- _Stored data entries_
- - -

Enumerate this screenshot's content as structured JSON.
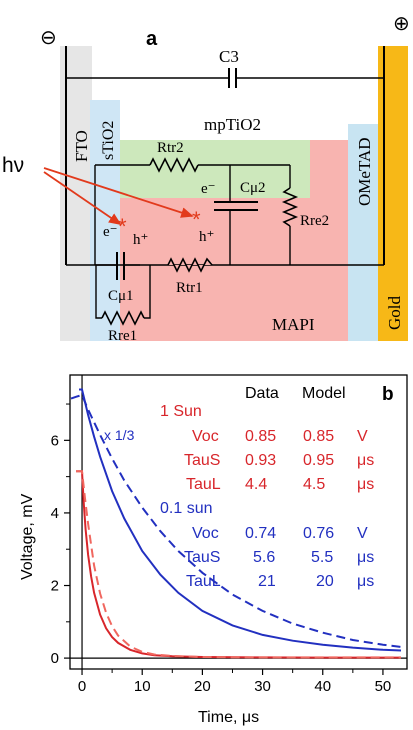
{
  "panel_a": {
    "panel_label": "a",
    "terminal_minus": "⊖",
    "terminal_plus": "⊕",
    "layers": {
      "fto": "FTO",
      "stio2": "sTiO2",
      "mptio2": "mpTiO2",
      "mapi": "MAPI",
      "ometad": "OMeTAD",
      "gold": "Gold"
    },
    "components": {
      "c3": "C3",
      "rtr2": "Rtr2",
      "cmu2": "Cμ2",
      "rre2": "Rre2",
      "rtr1": "Rtr1",
      "cmu1": "Cμ1",
      "rre1": "Rre1"
    },
    "carriers": {
      "electron_1": "e⁻",
      "hole_1": "h⁺",
      "electron_2": "e⁻",
      "hole_2": "h⁺"
    },
    "photon": "hν",
    "colors": {
      "fto": "#e6e6e6",
      "stio2": "#cfe6f5",
      "mptio2": "#cde8bc",
      "mapi": "#f8b4b0",
      "ometad": "#c8e4f2",
      "gold": "#f7b817",
      "arrow": "#e23a1c"
    }
  },
  "panel_b": {
    "panel_label": "b",
    "scale_note": "x 1/3",
    "table": {
      "header_data": "Data",
      "header_model": "Model",
      "group_1": {
        "label": "1 Sun",
        "rows": [
          {
            "name": "Voc",
            "data": "0.85",
            "model": "0.85",
            "unit": "V"
          },
          {
            "name": "TauS",
            "data": "0.93",
            "model": "0.95",
            "unit": "μs"
          },
          {
            "name": "TauL",
            "data": "4.4",
            "model": "4.5",
            "unit": "μs"
          }
        ]
      },
      "group_2": {
        "label": "0.1 sun",
        "rows": [
          {
            "name": "Voc",
            "data": "0.74",
            "model": "0.76",
            "unit": "V"
          },
          {
            "name": "TauS",
            "data": "5.6",
            "model": "5.5",
            "unit": "μs"
          },
          {
            "name": "TauL",
            "data": "21",
            "model": "20",
            "unit": "μs"
          }
        ]
      }
    },
    "colors": {
      "red": "#d8262b",
      "blue": "#2230c0",
      "red_model": "#f0675f"
    }
  },
  "chart_data": {
    "type": "line",
    "title": "",
    "xlabel": "Time, μs",
    "ylabel": "Voltage, mV",
    "xlim": [
      -2,
      54
    ],
    "ylim": [
      -0.3,
      7.8
    ],
    "x_ticks": [
      0,
      10,
      20,
      30,
      40,
      50
    ],
    "y_ticks": [
      0,
      2,
      4,
      6
    ],
    "grid": false,
    "series": [
      {
        "name": "0.1 sun data",
        "color": "#2230c0",
        "dash": "solid",
        "x": [
          -0.5,
          0,
          1,
          2,
          3,
          5,
          7,
          10,
          13,
          16,
          20,
          25,
          30,
          35,
          40,
          45,
          50,
          53
        ],
        "y": [
          7.4,
          7.4,
          6.7,
          6.1,
          5.55,
          4.6,
          3.85,
          2.95,
          2.3,
          1.8,
          1.3,
          0.9,
          0.64,
          0.48,
          0.37,
          0.29,
          0.23,
          0.21
        ]
      },
      {
        "name": "0.1 sun model",
        "color": "#2230c0",
        "dash": "dashed",
        "x": [
          -2,
          -1,
          0,
          1,
          2,
          3,
          5,
          7,
          10,
          13,
          16,
          20,
          25,
          30,
          35,
          40,
          45,
          50,
          53
        ],
        "y": [
          7.15,
          7.2,
          7.25,
          6.85,
          6.5,
          6.15,
          5.5,
          4.9,
          4.15,
          3.5,
          2.95,
          2.35,
          1.75,
          1.3,
          0.95,
          0.7,
          0.5,
          0.37,
          0.31
        ]
      },
      {
        "name": "1 Sun data",
        "color": "#d8262b",
        "dash": "solid",
        "x": [
          -1,
          0,
          0.3,
          0.6,
          1,
          1.5,
          2,
          3,
          4,
          5,
          6,
          8,
          10,
          12,
          15,
          20,
          30,
          40,
          53
        ],
        "y": [
          5.15,
          5.15,
          4.25,
          3.55,
          2.85,
          2.25,
          1.8,
          1.2,
          0.82,
          0.58,
          0.42,
          0.23,
          0.13,
          0.08,
          0.05,
          0.03,
          0.02,
          0.015,
          0.015
        ]
      },
      {
        "name": "1 Sun model",
        "color": "#f0675f",
        "dash": "dashed",
        "x": [
          -1,
          0,
          0.5,
          1,
          2,
          3,
          4,
          5,
          6,
          8,
          10,
          12,
          15,
          20,
          30,
          53
        ],
        "y": [
          5.15,
          5.15,
          4.4,
          3.7,
          2.55,
          1.78,
          1.25,
          0.88,
          0.62,
          0.32,
          0.17,
          0.1,
          0.06,
          0.03,
          0.02,
          0.02
        ]
      }
    ]
  }
}
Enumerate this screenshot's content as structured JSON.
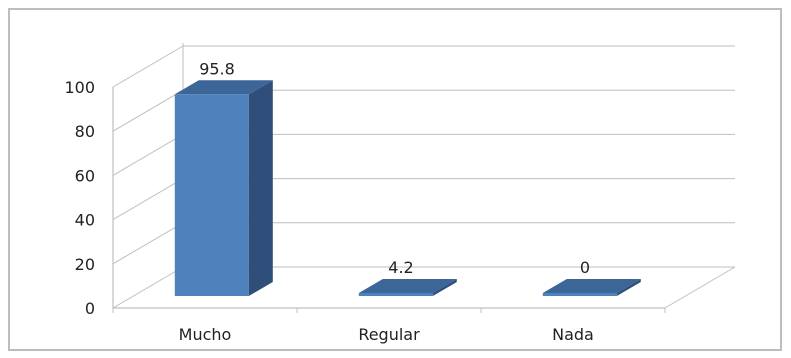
{
  "chart_data": {
    "type": "bar",
    "three_d": true,
    "categories": [
      "Mucho",
      "Regular",
      "Nada"
    ],
    "values": [
      95.8,
      4.2,
      0
    ],
    "data_labels": [
      "95.8",
      "4.2",
      "0"
    ],
    "y_ticks": [
      "0",
      "20",
      "40",
      "60",
      "80",
      "100"
    ],
    "ylim": [
      0,
      100
    ],
    "grid": true,
    "legend": "none"
  },
  "colors": {
    "bar_front": "#4f81bd",
    "bar_side": "#2f4f7a",
    "bar_top": "#3c6598",
    "grid": "#bfbfbf",
    "frame": "#bdbdbd"
  }
}
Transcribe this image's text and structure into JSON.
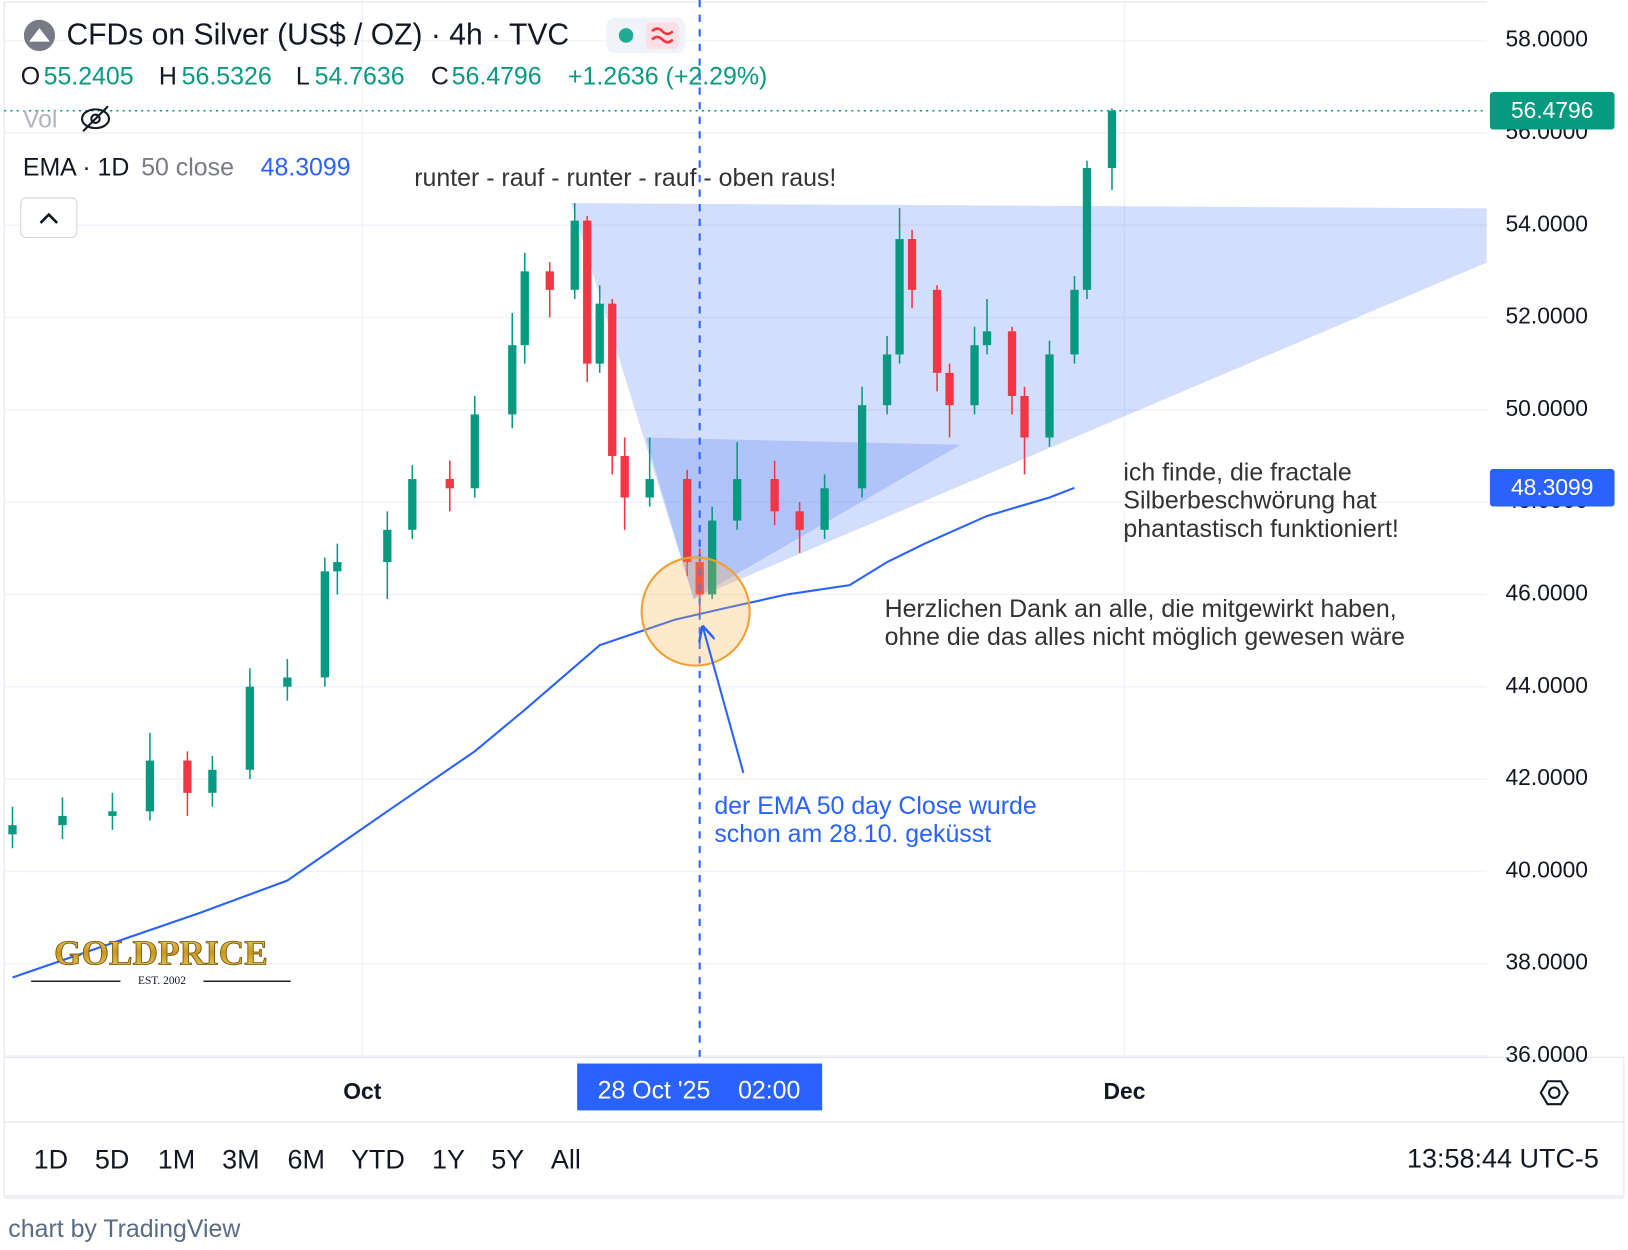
{
  "chart_data": {
    "type": "candlestick",
    "title": "CFDs on Silver (US$ / OZ) · 4h · TVC",
    "x": [
      "2025-09-03",
      "2025-09-07",
      "2025-09-11",
      "2025-09-14",
      "2025-09-17",
      "2025-09-19",
      "2025-09-22",
      "2025-09-25",
      "2025-09-28",
      "2025-09-29",
      "2025-10-03",
      "2025-10-05",
      "2025-10-08",
      "2025-10-10",
      "2025-10-13",
      "2025-10-14",
      "2025-10-16",
      "2025-10-18",
      "2025-10-19",
      "2025-10-20",
      "2025-10-21",
      "2025-10-22",
      "2025-10-24",
      "2025-10-27",
      "2025-10-28",
      "2025-10-29",
      "2025-10-31",
      "2025-11-03",
      "2025-11-05",
      "2025-11-07",
      "2025-11-10",
      "2025-11-12",
      "2025-11-13",
      "2025-11-14",
      "2025-11-16",
      "2025-11-17",
      "2025-11-19",
      "2025-11-20",
      "2025-11-22",
      "2025-11-23",
      "2025-11-25",
      "2025-11-27",
      "2025-11-28",
      "2025-11-30"
    ],
    "open": [
      40.8,
      41.0,
      41.2,
      41.3,
      42.4,
      41.7,
      42.2,
      44.0,
      44.2,
      46.5,
      46.7,
      47.4,
      48.5,
      48.3,
      49.9,
      51.4,
      53.0,
      52.6,
      54.1,
      51.0,
      52.3,
      49.0,
      48.1,
      48.5,
      46.7,
      46.0,
      47.6,
      48.5,
      47.8,
      47.4,
      48.3,
      50.1,
      51.2,
      53.7,
      52.6,
      50.8,
      50.1,
      51.4,
      51.7,
      50.3,
      49.4,
      51.2,
      52.6,
      55.2405
    ],
    "high": [
      41.4,
      41.6,
      41.7,
      43.0,
      42.6,
      42.5,
      44.4,
      44.6,
      46.8,
      47.1,
      47.8,
      48.8,
      48.9,
      50.3,
      52.1,
      53.4,
      53.2,
      54.48,
      54.2,
      52.7,
      52.4,
      49.4,
      49.4,
      48.7,
      47.0,
      47.9,
      49.3,
      48.9,
      48.0,
      48.6,
      50.5,
      51.6,
      54.37,
      53.9,
      52.7,
      51.0,
      51.8,
      52.4,
      51.8,
      50.5,
      51.5,
      52.9,
      55.4,
      56.5326
    ],
    "low": [
      40.5,
      40.7,
      40.9,
      41.1,
      41.2,
      41.4,
      42.0,
      43.7,
      44.0,
      46.0,
      45.9,
      47.2,
      47.8,
      48.1,
      49.6,
      51.0,
      52.0,
      52.4,
      50.6,
      50.8,
      48.6,
      47.4,
      47.9,
      46.4,
      45.56,
      45.9,
      47.4,
      47.5,
      46.9,
      47.2,
      48.1,
      49.9,
      51.0,
      52.2,
      50.4,
      49.4,
      49.9,
      51.2,
      49.9,
      48.6,
      49.2,
      51.0,
      52.4,
      54.7636
    ],
    "close": [
      41.0,
      41.2,
      41.3,
      42.4,
      41.7,
      42.2,
      44.0,
      44.2,
      46.5,
      46.7,
      47.4,
      48.5,
      48.3,
      49.9,
      51.4,
      53.0,
      52.6,
      54.1,
      51.0,
      52.3,
      49.0,
      48.1,
      48.5,
      46.7,
      46.0,
      47.6,
      48.5,
      47.8,
      47.4,
      48.3,
      50.1,
      51.2,
      53.7,
      52.6,
      50.8,
      50.1,
      51.4,
      51.7,
      50.3,
      49.4,
      51.2,
      52.6,
      55.2405,
      56.4796
    ],
    "up_color": "#089981",
    "down_color": "#f23645",
    "ohlc_letters": [
      "O",
      "H",
      "L",
      "C"
    ],
    "change": "+1.2636 (+2.29%)",
    "volume_label": "Vol",
    "ema": {
      "name": "EMA · 1D",
      "params": "50 close",
      "color": "#2962ff",
      "x": [
        "2025-09-03",
        "2025-09-18",
        "2025-09-25",
        "2025-10-03",
        "2025-10-10",
        "2025-10-14",
        "2025-10-20",
        "2025-10-26",
        "2025-10-30",
        "2025-11-04",
        "2025-11-09",
        "2025-11-12",
        "2025-11-15",
        "2025-11-20",
        "2025-11-25",
        "2025-11-27"
      ],
      "values": [
        37.7,
        39.1,
        39.8,
        41.3,
        42.6,
        43.5,
        44.9,
        45.45,
        45.7,
        46.0,
        46.2,
        46.7,
        47.1,
        47.7,
        48.1,
        48.3099
      ]
    },
    "ylim": [
      35.97,
      58.88
    ],
    "yticks": [
      {
        "value": 36,
        "label": "36.0000"
      },
      {
        "value": 38,
        "label": "38.0000"
      },
      {
        "value": 40,
        "label": "40.0000"
      },
      {
        "value": 42,
        "label": "42.0000"
      },
      {
        "value": 44,
        "label": "44.0000"
      },
      {
        "value": 46,
        "label": "46.0000"
      },
      {
        "value": 48,
        "label": "48.0000"
      },
      {
        "value": 50,
        "label": "50.0000"
      },
      {
        "value": 52,
        "label": "52.0000"
      },
      {
        "value": 54,
        "label": "54.0000"
      },
      {
        "value": 56,
        "label": "56.0000"
      },
      {
        "value": 58,
        "label": "58.0000"
      }
    ],
    "xlim": [
      "2025-09-02",
      "2025-12-30"
    ],
    "xticks": [
      {
        "value": "2025-10-01",
        "label": "Oct"
      },
      {
        "value": "2025-12-01",
        "label": "Dec"
      }
    ],
    "grid": true,
    "crosshair": {
      "x": "2025-10-28",
      "date": "28 Oct '25",
      "time": "02:00"
    },
    "annotations": {
      "pattern": "runter - rauf - runter - rauf - oben raus!",
      "fractal": [
        "ich finde, die fractale",
        "Silberbeschwörung hat",
        "phantastisch funktioniert!"
      ],
      "thanks": [
        "Herzlichen Dank an alle, die mitgewirkt haben,",
        "ohne die das alles nicht möglich gewesen wäre"
      ],
      "ema_kiss": [
        "der EMA 50 day Close wurde",
        "schon am 28.10. geküsst"
      ]
    },
    "logo": {
      "name": "GOLDPRICE",
      "est": "EST. 2002"
    }
  },
  "toolbar": {
    "ranges": [
      "1D",
      "5D",
      "1M",
      "3M",
      "6M",
      "YTD",
      "1Y",
      "5Y",
      "All"
    ],
    "clock": "13:58:44 UTC-5"
  },
  "footer": "chart by TradingView"
}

- - -

- _Description of the task_
Of all the lines above, how many contain the word "type"? Give the number and nothing else.

- _In response_
3